◆ **Problem to work on**
Your task is to tally the lines of the listing containing the word "bedre" and report the figure alone.

### Material shown ###

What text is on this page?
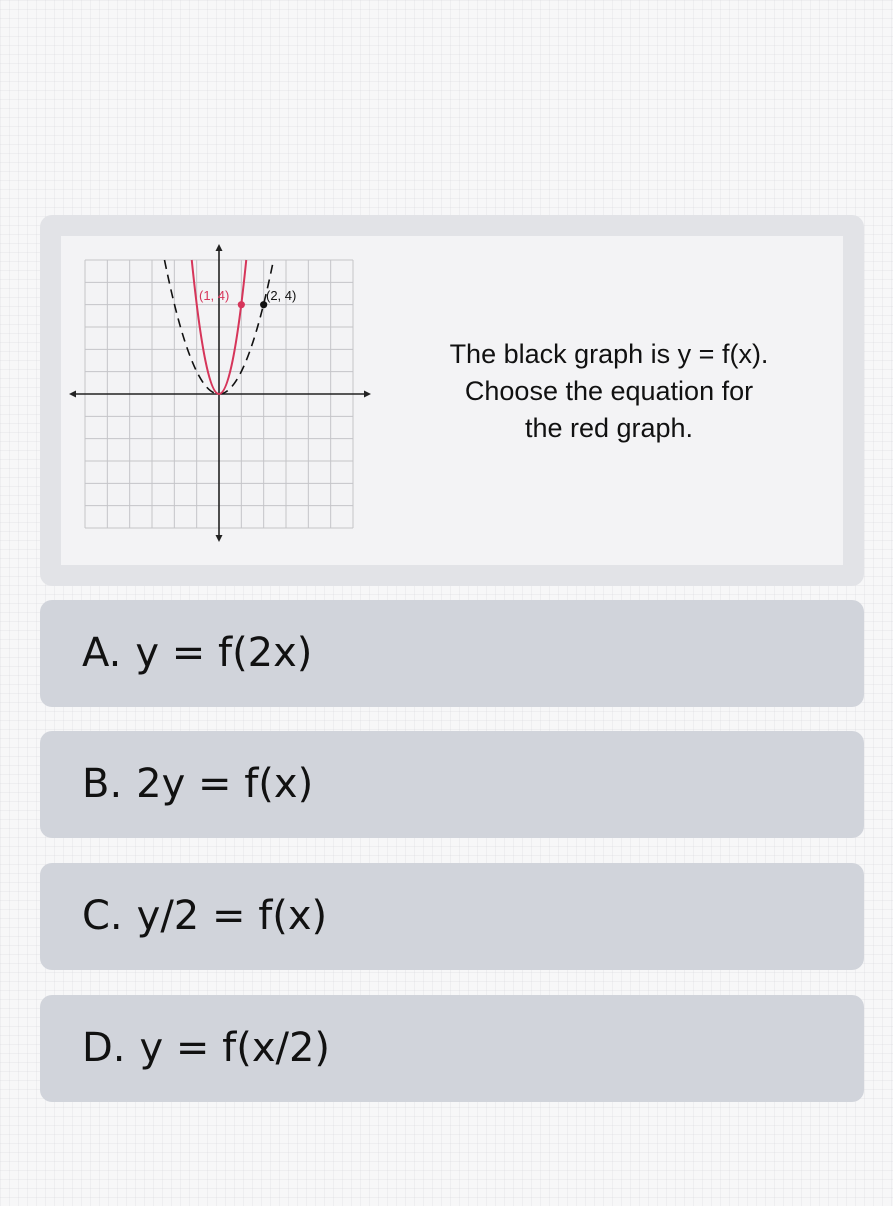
(1, 4)	(2, 4)
The black graph is y = f(x).
Choose the equation for
the red graph.
A. y = f(2x)
B. 2y = f(x)
C. y/2 = f(x)
D. y = f(x/2)
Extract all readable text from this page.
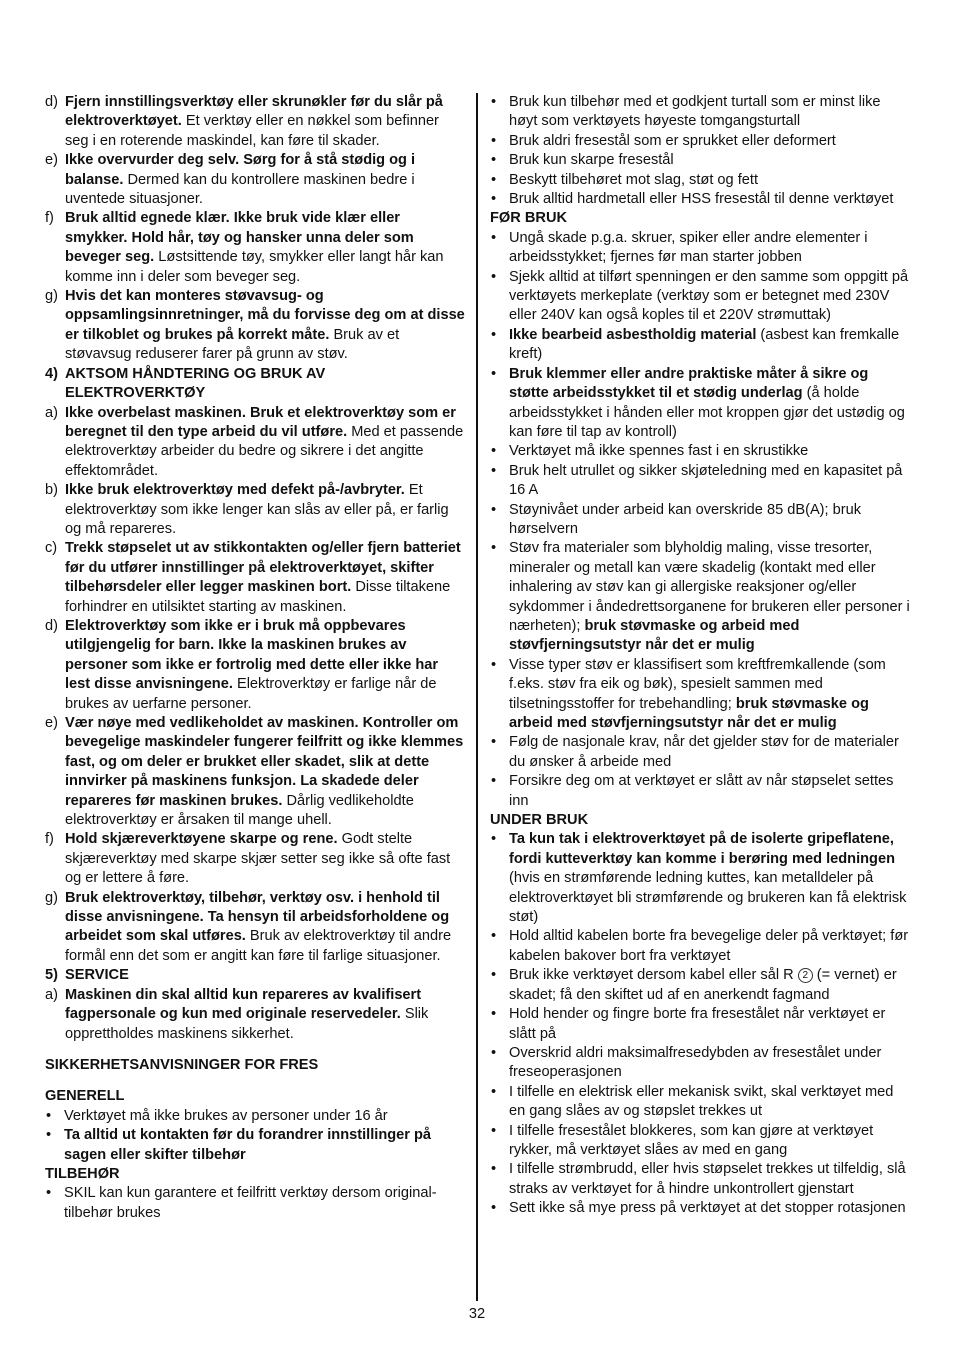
d) Fjern innstillingsverktøy eller skrunøkler før du slår på elektroverktøyet. Et verktøy eller en nøkkel som befinner seg i en roterende maskindel, kan føre til skader.
e) Ikke overvurder deg selv. Sørg for å stå stødig og i balanse. Dermed kan du kontrollere maskinen bedre i uventede situasjoner.
f) Bruk alltid egnede klær. Ikke bruk vide klær eller smykker. Hold hår, tøy og hansker unna deler som beveger seg. Løstsittende tøy, smykker eller langt hår kan komme inn i deler som beveger seg.
g) Hvis det kan monteres støvavsug- og oppsamlingsinnretninger, må du forvisse deg om at disse er tilkoblet og brukes på korrekt måte. Bruk av et støvavsug reduserer farer på grunn av støv.
4) AKTSOM HÅNDTERING OG BRUK AV ELEKTROVERKTØY
a) Ikke overbelast maskinen. Bruk et elektroverktøy som er beregnet til den type arbeid du vil utføre. Med et passende elektroverktøy arbeider du bedre og sikrere i det angitte effektområdet.
b) Ikke bruk elektroverktøy med defekt på-/avbryter. Et elektroverktøy som ikke lenger kan slås av eller på, er farlig og må repareres.
c) Trekk støpselet ut av stikkontakten og/eller fjern batteriet før du utfører innstillinger på elektroverktøyet, skifter tilbehørsdeler eller legger maskinen bort. Disse tiltakene forhindrer en utilsiktet starting av maskinen.
d) Elektroverktøy som ikke er i bruk må oppbevares utilgjengelig for barn. Ikke la maskinen brukes av personer som ikke er fortrolig med dette eller ikke har lest disse anvisningene. Elektroverktøy er farlige når de brukes av uerfarne personer.
e) Vær nøye med vedlikeholdet av maskinen. Kontroller om bevegelige maskindeler fungerer feilfritt og ikke klemmes fast, og om deler er brukket eller skadet, slik at dette innvirker på maskinens funksjon. La skadede deler repareres før maskinen brukes. Dårlig vedlikeholdte elektroverktøy er årsaken til mange uhell.
f) Hold skjæreverktøyene skarpe og rene. Godt stelte skjæreverktøy med skarpe skjær setter seg ikke så ofte fast og er lettere å føre.
g) Bruk elektroverktøy, tilbehør, verktøy osv. i henhold til disse anvisningene. Ta hensyn til arbeidsforholdene og arbeidet som skal utføres. Bruk av elektroverktøy til andre formål enn det som er angitt kan føre til farlige situasjoner.
5) SERVICE
a) Maskinen din skal alltid kun repareres av kvalifisert fagpersonale og kun med originale reservedeler. Slik opprettholdes maskinens sikkerhet.
SIKKERHETSANVISNINGER FOR FRES
GENERELL
• Verktøyet må ikke brukes av personer under 16 år
• Ta alltid ut kontakten før du forandrer innstillinger på sagen eller skifter tilbehør
TILBEHØR
• SKIL kan kun garantere et feilfritt verktøy dersom original-tilbehør brukes
• Bruk kun tilbehør med et godkjent turtall som er minst like høyt som verktøyets høyeste tomgangsturtall
• Bruk aldri fresestål som er sprukket eller deformert
• Bruk kun skarpe fresestål
• Beskytt tilbehøret mot slag, støt og fett
• Bruk alltid hardmetall eller HSS fresestål til denne verktøyet
FØR BRUK
• Ungå skade p.g.a. skruer, spiker eller andre elementer i arbeidsstykket; fjernes før man starter jobben
• Sjekk alltid at tilført spenningen er den samme som oppgitt på verktøyets merkeplate (verktøy som er betegnet med 230V eller 240V kan også koples til et 220V strømuttak)
• Ikke bearbeid asbestholdig material (asbest kan fremkalle kreft)
• Bruk klemmer eller andre praktiske måter å sikre og støtte arbeidsstykket til et stødig underlag (å holde arbeidsstykket i hånden eller mot kroppen gjør det ustødig og kan føre til tap av kontroll)
• Verktøyet må ikke spennes fast i en skrustikke
• Bruk helt utrullet og sikker skjøteledning med en kapasitet på 16 A
• Støynivået under arbeid kan overskride 85 dB(A); bruk hørselvern
• Støv fra materialer som blyholdig maling, visse tresorter, mineraler og metall kan være skadelig (kontakt med eller inhalering av støv kan gi allergiske reaksjoner og/eller sykdommer i åndedrettsorganene for brukeren eller personer i nærheten); bruk støvmaske og arbeid med støvfjerningsutstyr når det er mulig
• Visse typer støv er klassifisert som kreftfremkallende (som f.eks. støv fra eik og bøk), spesielt sammen med tilsetningsstoffer for trebehandling; bruk støvmaske og arbeid med støvfjerningsutstyr når det er mulig
• Følg de nasjonale krav, når det gjelder støv for de materialer du ønsker å arbeide med
• Forsikre deg om at verktøyet er slått av når støpselet settes inn
UNDER BRUK
• Ta kun tak i elektroverktøyet på de isolerte gripeflatene, fordi kutteverktøy kan komme i berøring med ledningen (hvis en strømførende ledning kuttes, kan metalldeler på elektroverktøyet bli strømførende og brukeren kan få elektrisk støt)
• Hold alltid kabelen borte fra bevegelige deler på verktøyet; før kabelen bakover bort fra verktøyet
• Bruk ikke verktøyet dersom kabel eller sål R 2 (= vernet) er skadet; få den skiftet ud af en anerkendt fagmand
• Hold hender og fingre borte fra fresestålet når verktøyet er slått på
• Overskrid aldri maksimalfresedybden av fresestålet under freseoperasjonen
• I tilfelle en elektrisk eller mekanisk svikt, skal verktøyet med en gang slåes av og støpslet trekkes ut
• I tilfelle fresestålet blokkeres, som kan gjøre at verktøyet rykker, må verktøyet slåes av med en gang
• I tilfelle strømbrudd, eller hvis støpselet trekkes ut tilfeldig, slå straks av verktøyet for å hindre unkontrollert gjenstart
• Sett ikke så mye press på verktøyet at det stopper rotasjonen
32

###

◆ **The response**
2